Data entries
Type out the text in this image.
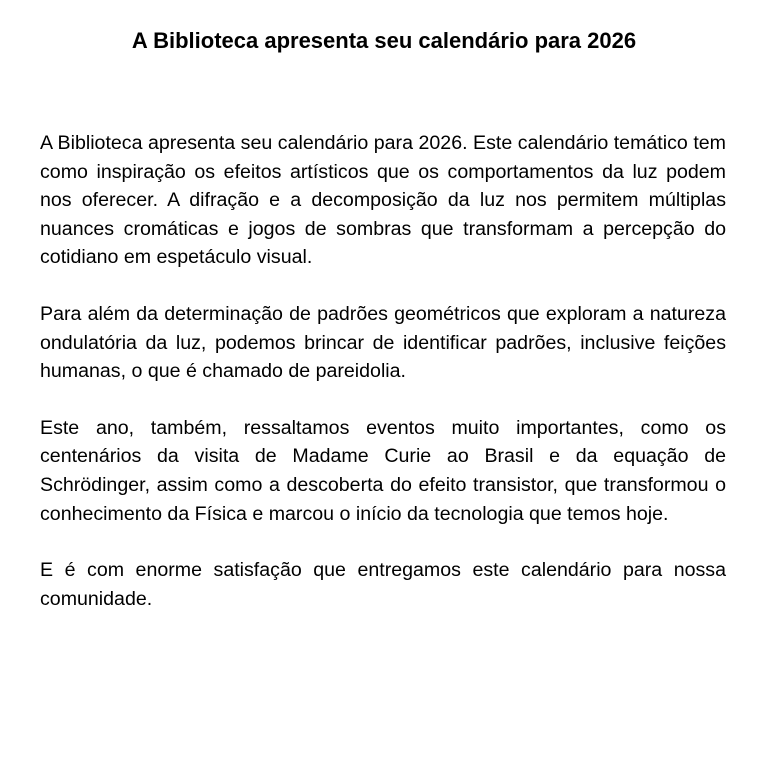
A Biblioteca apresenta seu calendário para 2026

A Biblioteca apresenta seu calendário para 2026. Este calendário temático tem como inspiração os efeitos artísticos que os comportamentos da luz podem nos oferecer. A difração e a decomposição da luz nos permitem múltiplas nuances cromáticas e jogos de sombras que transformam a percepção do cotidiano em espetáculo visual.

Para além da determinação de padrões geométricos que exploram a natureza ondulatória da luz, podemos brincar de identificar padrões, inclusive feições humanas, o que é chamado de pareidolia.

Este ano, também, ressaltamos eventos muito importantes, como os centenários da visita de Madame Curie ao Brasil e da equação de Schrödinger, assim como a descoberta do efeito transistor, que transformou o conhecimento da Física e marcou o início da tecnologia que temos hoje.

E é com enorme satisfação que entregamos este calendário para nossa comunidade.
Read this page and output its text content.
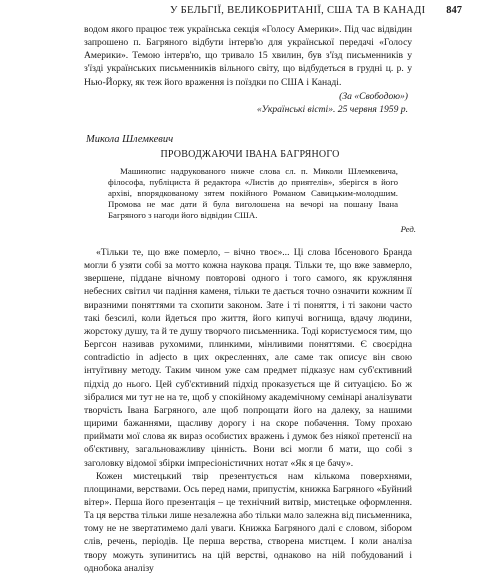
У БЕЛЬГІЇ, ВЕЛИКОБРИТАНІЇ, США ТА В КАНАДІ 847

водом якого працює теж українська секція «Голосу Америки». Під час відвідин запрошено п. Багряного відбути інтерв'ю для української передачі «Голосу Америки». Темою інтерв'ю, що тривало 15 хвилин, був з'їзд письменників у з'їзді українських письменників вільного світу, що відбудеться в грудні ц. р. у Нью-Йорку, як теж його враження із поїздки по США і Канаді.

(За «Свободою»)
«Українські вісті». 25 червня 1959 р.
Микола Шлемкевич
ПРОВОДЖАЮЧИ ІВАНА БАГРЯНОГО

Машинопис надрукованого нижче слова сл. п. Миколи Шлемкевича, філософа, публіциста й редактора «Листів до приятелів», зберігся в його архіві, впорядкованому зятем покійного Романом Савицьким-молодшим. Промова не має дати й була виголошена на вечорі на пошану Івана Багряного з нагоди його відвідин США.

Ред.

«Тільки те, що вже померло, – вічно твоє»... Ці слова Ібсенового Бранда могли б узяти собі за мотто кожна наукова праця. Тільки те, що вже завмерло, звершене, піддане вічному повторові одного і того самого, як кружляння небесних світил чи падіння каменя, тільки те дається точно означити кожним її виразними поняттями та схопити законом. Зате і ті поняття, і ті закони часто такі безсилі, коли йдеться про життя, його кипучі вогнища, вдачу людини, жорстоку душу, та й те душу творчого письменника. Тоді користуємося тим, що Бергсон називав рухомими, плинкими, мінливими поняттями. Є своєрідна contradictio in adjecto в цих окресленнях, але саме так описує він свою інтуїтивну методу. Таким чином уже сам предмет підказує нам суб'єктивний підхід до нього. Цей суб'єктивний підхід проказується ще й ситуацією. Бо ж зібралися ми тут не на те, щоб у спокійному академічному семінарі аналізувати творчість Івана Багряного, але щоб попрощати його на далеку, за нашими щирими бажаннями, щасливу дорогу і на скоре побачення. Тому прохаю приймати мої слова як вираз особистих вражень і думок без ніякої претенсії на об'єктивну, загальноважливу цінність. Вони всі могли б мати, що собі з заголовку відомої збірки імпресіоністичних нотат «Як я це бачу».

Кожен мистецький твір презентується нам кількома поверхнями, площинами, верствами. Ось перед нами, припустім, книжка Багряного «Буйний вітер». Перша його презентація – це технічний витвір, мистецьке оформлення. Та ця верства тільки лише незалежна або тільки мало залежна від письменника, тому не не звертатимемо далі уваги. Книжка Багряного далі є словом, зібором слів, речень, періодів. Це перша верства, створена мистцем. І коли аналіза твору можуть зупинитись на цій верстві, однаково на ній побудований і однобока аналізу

• [What you are asked to do]: Skip the pictures, then retype every line above exactly.

• [Task answer]:
Type out the text in this image.
A Biblioteca apresenta seu calendário para 2026

A Biblioteca apresenta seu calendário para 2026. Este calendário temático tem como inspiração os efeitos artísticos que os comportamentos da luz podem nos oferecer. A difração e a decomposição da luz nos permitem múltiplas nuances cromáticas e jogos de sombras que transformam a percepção do cotidiano em espetáculo visual.

Para além da determinação de padrões geométricos que exploram a natureza ondulatória da luz, podemos brincar de identificar padrões, inclusive feições humanas, o que é chamado de pareidolia.

Este ano, também, ressaltamos eventos muito importantes, como os centenários da visita de Madame Curie ao Brasil e da equação de Schrödinger, assim como a descoberta do efeito transistor, que transformou o conhecimento da Física e marcou o início da tecnologia que temos hoje.

E é com enorme satisfação que entregamos este calendário para nossa comunidade.
Read this page and output its text content.
У БЕЛЬГІЇ, ВЕЛИКОБРИТАНІЇ, США ТА В КАНАДІ 847

водом якого працює теж українська секція «Голосу Америки». Під час відвідин запрошено п. Багряного відбути інтерв'ю для української передачі «Голосу Америки». Темою інтерв'ю, що тривало 15 хвилин, був з'їзд письменників у з'їзді українських письменників вільного світу, що відбудеться в грудні ц. р. у Нью-Йорку, як теж його враження із поїздки по США і Канаді.

(За «Свободою»)
«Українські вісті». 25 червня 1959 р.
Микола Шлемкевич
ПРОВОДЖАЮЧИ ІВАНА БАГРЯНОГО

Машинопис надрукованого нижче слова сл. п. Миколи Шлемкевича, філософа, публіциста й редактора «Листів до приятелів», зберігся в його архіві, впорядкованому зятем покійного Романом Савицьким-молодшим. Промова не має дати й була виголошена на вечорі на пошану Івана Багряного з нагоди його відвідин США.

Ред.

«Тільки те, що вже померло, – вічно твоє»... Ці слова Ібсенового Бранда могли б узяти собі за мотто кожна наукова праця. Тільки те, що вже завмерло, звершене, піддане вічному повторові одного і того самого, як кружляння небесних світил чи падіння каменя, тільки те дається точно означити кожним її виразними поняттями та схопити законом. Зате і ті поняття, і ті закони часто такі безсилі, коли йдеться про життя, його кипучі вогнища, вдачу людини, жорстоку душу, та й те душу творчого письменника. Тоді користуємося тим, що Бергсон називав рухомими, плинкими, мінливими поняттями. Є своєрідна contradictio in adjecto в цих окресленнях, але саме так описує він свою інтуїтивну методу. Таким чином уже сам предмет підказує нам суб'єктивний підхід до нього. Цей суб'єктивний підхід проказується ще й ситуацією. Бо ж зібралися ми тут не на те, щоб у спокійному академічному семінарі аналізувати творчість Івана Багряного, але щоб попрощати його на далеку, за нашими щирими бажаннями, щасливу дорогу і на скоре побачення. Тому прохаю приймати мої слова як вираз особистих вражень і думок без ніякої претенсії на об'єктивну, загальноважливу цінність. Вони всі могли б мати, що собі з заголовку відомої збірки імпресіоністичних нотат «Як я це бачу».

Кожен мистецький твір презентується нам кількома поверхнями, площинами, верствами. Ось перед нами, припустім, книжка Багряного «Буйний вітер». Перша його презентація – це технічний витвір, мистецьке оформлення. Та ця верства тільки лише незалежна або тільки мало залежна від письменника, тому не не звертатимемо далі уваги. Книжка Багряного далі є словом, зібором слів, речень, періодів. Це перша верства, створена мистцем. І коли аналіза твору можуть зупинитись на цій верстві, однаково на ній побудований і однобока аналізу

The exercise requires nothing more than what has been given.